• _QUÉ HAY QUE HACER_
Según el texto sobre la producción de alimentos, ¿a cuántos habitantes llegará en breve la población humana del planeta?

• _TEXTO DE PARTIDA_
_ _ _ _ _ _ _
La población humana del planeta llegará en breve a los 7.000 millones de habitantes.
De ellos, una proporción creciente vivirá en ciudades. En términos de demanda de alimentos eso supone que habrá más bocas que llenar y menos manos disponibles para hacerlo. No vamos a entrar aquí en valorar la magnitud exacta de aquel aumento y de este descenso, lo que nos interesa es la dirección de los cambios y las consecuencias que sobre la producción agroalimentaria tendrá.
Tampoco vamos a considerar otros factores que sin duda también influirán de manera decisiva, como son los gustos de los consumidores, la distribución del poder de mercado a lo largo de la cadena de distribución alimentaria, la distribución de tierras y de agua para el riego o el grado de conexión de los mercados agrarios mundiales… Si hay que producir más alimentos con menos personas, lo obvio es que habrá que aumentar la productividad del trabajo en el agro mundial.
Obviamente, habrá lugares en los que el aumento sea muy sencillo, porque la capitalización del sector agrario ni siquiera haya comenzado. Pero en otros lugares, sobre todo en los países desarrollados, el aumento de la productividad será más complicado por el mero hecho de que los niveles conseguidos ya son muy altos.
Por otra parte, la tecnología ha ido ganando presencia en cada vez más ámbitos de nuestra vida, hasta el punto de que se ha convertido para una gran cantidad de los ciudadanos de este planeta en algo que se lleva siempre encima (como los teléfonos móviles).
Las tecnologías de la información han revolucionado nuestra manera de comunicarnos, han esponjado la sociedad y a las empresas a favor de la globalización y de una mayor permisividad ante nuevos avances tecnológicos. Avances que, por otro lado, se han acelerado de forma importante en las últimas décadas.
La llamada «Revolución Verde«, que posibilitó el crecimiento de la productividad agraria en las décadas posteriores a la Segunda Guerra Mundial, era en el fondo una revolución tecnológica, basada en el enriquecimiento de la fecundidad de los suelos.
_ _ _ _ _ _ _
Datos de segmentación de la página
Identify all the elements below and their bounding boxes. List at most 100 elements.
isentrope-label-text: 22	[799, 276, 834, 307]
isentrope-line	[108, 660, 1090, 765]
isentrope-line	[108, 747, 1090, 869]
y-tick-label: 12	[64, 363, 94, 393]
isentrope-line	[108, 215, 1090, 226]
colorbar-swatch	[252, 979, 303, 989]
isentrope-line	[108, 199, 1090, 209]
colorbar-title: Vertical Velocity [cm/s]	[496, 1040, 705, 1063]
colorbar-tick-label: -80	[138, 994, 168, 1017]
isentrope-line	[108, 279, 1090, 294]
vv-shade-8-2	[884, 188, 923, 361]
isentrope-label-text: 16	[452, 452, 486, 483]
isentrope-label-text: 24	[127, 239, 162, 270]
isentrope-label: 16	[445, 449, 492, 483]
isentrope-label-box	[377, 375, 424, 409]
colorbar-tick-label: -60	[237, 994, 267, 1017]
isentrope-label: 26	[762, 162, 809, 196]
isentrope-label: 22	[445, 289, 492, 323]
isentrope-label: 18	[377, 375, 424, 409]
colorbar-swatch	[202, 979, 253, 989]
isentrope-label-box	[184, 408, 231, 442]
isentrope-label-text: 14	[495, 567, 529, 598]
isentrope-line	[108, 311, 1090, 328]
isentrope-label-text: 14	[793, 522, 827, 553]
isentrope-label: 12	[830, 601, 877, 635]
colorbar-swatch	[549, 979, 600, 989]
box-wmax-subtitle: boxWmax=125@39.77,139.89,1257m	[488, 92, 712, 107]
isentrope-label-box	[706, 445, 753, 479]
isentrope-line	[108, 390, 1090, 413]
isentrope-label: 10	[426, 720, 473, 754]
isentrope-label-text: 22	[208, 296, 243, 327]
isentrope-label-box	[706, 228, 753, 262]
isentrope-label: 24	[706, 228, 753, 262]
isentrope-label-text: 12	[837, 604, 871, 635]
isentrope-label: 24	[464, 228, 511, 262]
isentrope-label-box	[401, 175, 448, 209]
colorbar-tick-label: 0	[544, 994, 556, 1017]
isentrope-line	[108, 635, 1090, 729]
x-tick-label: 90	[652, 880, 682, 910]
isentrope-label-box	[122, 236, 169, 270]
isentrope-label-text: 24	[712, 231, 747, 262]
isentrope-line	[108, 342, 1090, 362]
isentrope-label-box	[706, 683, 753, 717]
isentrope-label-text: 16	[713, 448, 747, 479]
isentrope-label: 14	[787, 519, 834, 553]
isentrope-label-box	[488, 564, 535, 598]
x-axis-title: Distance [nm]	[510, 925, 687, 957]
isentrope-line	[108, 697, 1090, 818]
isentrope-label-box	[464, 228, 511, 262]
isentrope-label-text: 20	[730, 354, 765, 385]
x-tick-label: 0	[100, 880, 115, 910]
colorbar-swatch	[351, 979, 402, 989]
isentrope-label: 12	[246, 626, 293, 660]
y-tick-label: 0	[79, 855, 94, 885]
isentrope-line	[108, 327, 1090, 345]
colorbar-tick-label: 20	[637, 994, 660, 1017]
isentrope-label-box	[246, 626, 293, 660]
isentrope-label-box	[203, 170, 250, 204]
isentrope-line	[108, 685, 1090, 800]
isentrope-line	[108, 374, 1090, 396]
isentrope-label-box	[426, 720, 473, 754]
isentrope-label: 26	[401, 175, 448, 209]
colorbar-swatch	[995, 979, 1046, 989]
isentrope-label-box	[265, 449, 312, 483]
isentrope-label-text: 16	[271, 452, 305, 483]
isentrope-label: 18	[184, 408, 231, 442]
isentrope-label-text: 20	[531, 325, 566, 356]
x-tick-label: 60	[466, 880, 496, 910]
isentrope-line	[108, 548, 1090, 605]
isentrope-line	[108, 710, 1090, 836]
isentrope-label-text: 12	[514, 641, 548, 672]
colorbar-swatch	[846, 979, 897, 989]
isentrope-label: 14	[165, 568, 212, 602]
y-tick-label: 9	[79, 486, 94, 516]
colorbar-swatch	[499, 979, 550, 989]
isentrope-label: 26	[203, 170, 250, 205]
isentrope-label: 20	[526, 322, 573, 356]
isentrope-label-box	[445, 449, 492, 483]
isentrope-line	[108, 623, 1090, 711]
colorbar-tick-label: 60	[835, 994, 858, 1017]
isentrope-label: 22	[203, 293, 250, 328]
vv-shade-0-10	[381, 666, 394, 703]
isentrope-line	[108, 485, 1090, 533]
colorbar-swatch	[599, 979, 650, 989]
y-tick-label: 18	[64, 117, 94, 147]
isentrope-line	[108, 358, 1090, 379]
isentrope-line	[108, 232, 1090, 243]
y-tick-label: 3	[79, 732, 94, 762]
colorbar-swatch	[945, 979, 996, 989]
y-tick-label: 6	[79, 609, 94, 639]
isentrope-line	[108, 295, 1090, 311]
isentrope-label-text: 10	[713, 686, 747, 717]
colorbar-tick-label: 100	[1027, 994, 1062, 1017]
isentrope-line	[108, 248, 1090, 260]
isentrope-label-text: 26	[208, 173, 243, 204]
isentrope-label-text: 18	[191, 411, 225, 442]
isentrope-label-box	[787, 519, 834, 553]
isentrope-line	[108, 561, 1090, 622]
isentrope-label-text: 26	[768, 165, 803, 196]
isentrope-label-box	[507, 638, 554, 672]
_ _ _ _ _ _ _
• _RESPUESTA_
A 7.000 millones de habitantes.